Instruction:
Wherever the word "title" shows up in a line, please copy that line.
-- Supplied information start --
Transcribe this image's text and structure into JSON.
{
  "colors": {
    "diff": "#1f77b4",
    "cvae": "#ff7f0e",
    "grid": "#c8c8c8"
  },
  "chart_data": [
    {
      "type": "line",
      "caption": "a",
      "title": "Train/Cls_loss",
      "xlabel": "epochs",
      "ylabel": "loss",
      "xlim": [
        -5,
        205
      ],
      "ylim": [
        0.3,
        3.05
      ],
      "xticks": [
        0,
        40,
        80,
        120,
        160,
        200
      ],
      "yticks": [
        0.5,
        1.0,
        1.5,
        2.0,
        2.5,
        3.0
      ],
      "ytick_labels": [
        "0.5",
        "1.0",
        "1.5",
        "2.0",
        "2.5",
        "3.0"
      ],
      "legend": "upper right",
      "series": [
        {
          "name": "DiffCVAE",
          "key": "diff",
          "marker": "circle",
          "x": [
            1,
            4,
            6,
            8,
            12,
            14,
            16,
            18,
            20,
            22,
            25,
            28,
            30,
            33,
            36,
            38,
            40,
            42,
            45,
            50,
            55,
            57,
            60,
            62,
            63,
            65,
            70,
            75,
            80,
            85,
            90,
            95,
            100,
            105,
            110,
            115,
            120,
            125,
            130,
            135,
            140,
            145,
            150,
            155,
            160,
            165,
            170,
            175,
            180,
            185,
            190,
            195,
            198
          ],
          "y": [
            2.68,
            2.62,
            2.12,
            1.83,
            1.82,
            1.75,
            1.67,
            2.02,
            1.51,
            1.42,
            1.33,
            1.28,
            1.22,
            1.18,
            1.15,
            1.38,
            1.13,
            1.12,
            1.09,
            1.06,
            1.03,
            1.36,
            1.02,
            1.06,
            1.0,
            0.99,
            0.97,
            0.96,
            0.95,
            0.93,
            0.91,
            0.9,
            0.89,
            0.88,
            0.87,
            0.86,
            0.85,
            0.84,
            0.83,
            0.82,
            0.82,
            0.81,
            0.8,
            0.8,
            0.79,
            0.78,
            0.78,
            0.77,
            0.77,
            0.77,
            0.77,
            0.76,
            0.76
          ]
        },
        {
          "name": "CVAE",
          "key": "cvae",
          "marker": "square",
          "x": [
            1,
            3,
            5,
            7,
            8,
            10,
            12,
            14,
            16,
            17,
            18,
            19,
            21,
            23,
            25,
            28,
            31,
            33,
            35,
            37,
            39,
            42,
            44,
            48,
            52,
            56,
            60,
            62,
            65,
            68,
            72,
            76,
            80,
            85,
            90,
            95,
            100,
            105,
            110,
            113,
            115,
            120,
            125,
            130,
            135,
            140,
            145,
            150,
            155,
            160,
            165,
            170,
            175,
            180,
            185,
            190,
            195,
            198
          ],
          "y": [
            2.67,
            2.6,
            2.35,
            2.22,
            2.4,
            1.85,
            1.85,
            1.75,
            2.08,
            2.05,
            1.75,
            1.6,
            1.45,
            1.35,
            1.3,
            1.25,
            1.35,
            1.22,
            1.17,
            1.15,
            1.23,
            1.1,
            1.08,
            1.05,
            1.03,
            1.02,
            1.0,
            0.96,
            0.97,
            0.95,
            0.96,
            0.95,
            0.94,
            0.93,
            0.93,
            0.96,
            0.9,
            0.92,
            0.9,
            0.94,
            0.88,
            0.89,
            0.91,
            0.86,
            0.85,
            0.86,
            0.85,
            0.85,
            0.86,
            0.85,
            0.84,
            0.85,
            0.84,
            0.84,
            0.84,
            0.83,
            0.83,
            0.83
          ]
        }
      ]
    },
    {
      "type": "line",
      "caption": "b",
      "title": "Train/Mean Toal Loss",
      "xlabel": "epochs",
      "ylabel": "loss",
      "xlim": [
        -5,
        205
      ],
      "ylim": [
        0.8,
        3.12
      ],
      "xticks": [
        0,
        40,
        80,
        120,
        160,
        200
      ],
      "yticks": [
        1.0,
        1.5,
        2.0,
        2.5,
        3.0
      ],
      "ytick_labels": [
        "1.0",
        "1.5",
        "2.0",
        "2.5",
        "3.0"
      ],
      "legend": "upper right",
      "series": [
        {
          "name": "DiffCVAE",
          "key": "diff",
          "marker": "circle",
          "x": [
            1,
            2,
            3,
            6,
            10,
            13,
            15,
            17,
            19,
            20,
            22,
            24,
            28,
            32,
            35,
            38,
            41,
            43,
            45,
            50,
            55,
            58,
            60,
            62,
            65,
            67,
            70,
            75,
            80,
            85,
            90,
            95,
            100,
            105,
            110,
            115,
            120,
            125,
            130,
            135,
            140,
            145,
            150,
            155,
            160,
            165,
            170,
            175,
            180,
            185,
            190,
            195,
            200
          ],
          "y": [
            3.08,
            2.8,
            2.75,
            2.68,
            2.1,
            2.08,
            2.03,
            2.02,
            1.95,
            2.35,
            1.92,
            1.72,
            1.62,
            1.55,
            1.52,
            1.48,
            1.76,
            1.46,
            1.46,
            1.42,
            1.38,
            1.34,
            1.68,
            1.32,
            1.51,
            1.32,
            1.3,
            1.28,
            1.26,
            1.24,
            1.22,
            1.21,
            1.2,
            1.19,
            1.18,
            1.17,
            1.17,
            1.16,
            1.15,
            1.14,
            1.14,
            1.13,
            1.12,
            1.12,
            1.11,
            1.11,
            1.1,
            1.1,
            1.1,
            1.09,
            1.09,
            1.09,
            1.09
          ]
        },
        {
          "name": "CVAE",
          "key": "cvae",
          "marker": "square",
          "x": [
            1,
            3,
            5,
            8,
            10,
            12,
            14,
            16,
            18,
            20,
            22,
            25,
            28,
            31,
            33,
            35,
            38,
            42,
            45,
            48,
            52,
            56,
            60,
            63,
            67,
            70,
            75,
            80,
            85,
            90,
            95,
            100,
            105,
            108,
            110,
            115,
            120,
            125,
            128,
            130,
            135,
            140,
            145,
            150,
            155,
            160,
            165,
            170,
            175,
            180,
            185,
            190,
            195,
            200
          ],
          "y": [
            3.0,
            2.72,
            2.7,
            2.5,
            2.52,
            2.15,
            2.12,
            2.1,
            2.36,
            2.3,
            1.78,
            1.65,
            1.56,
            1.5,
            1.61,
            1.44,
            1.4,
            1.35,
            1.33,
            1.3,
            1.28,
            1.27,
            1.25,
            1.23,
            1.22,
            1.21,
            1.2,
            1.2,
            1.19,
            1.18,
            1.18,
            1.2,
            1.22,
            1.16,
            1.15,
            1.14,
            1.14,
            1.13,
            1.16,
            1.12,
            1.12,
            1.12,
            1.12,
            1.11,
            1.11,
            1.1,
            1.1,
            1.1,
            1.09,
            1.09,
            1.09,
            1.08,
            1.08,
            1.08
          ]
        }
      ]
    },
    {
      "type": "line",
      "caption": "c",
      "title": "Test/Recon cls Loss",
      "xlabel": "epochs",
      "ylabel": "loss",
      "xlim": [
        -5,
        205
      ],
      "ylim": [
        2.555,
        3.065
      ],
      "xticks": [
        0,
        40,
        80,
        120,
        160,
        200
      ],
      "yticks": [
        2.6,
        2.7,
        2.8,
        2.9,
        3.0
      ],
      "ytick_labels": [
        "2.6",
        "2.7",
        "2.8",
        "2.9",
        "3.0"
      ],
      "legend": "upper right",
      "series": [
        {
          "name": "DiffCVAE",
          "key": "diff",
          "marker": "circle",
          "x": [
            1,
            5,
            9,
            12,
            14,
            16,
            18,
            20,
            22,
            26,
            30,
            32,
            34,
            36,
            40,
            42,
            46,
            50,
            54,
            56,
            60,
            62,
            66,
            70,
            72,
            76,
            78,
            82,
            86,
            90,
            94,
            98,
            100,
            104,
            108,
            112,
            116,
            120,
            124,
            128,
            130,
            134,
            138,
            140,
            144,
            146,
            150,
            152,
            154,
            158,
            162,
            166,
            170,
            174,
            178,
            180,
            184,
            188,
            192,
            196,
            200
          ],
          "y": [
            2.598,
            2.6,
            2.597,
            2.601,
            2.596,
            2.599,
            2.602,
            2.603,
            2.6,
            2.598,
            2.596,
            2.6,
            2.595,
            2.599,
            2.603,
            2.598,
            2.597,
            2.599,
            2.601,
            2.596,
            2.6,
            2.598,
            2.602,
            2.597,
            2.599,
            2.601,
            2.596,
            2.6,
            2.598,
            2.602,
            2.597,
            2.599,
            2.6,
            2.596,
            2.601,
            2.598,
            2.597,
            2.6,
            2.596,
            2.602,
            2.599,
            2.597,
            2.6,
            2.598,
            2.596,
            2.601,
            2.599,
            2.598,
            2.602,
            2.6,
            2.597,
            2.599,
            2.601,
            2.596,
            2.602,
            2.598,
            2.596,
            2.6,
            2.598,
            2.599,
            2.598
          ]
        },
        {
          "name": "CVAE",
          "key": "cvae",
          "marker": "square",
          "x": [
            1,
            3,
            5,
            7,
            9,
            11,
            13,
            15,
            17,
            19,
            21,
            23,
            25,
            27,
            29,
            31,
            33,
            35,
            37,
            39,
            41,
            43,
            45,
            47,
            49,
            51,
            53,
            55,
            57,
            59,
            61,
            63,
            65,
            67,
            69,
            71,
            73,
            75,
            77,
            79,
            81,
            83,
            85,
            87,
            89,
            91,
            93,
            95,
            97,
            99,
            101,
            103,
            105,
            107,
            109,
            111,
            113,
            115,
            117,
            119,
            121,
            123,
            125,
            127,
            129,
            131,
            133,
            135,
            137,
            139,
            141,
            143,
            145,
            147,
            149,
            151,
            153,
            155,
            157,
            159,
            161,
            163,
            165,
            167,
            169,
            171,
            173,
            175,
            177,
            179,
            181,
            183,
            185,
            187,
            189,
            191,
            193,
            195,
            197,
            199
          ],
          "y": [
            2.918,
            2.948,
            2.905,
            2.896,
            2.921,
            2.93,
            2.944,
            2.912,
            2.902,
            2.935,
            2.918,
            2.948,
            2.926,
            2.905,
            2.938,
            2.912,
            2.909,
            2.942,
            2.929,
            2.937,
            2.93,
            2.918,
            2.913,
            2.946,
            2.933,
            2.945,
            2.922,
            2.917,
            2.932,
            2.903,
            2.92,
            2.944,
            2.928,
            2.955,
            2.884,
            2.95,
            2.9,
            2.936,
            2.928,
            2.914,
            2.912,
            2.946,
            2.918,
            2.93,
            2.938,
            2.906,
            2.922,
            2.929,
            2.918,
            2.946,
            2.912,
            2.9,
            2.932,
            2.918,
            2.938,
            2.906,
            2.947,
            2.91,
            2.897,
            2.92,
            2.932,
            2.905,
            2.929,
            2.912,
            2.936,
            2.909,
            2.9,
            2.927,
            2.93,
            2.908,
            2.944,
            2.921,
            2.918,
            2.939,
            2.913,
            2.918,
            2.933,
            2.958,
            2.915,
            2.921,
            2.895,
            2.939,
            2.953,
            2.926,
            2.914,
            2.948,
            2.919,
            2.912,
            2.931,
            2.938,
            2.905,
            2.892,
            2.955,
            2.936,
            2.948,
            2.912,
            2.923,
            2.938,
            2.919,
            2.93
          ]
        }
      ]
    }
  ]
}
-- Supplied information end --
Exercise response:
      "title": "Train/Cls_loss",
      "title": "Train/Mean Toal Loss",
      "title": "Test/Recon cls Loss",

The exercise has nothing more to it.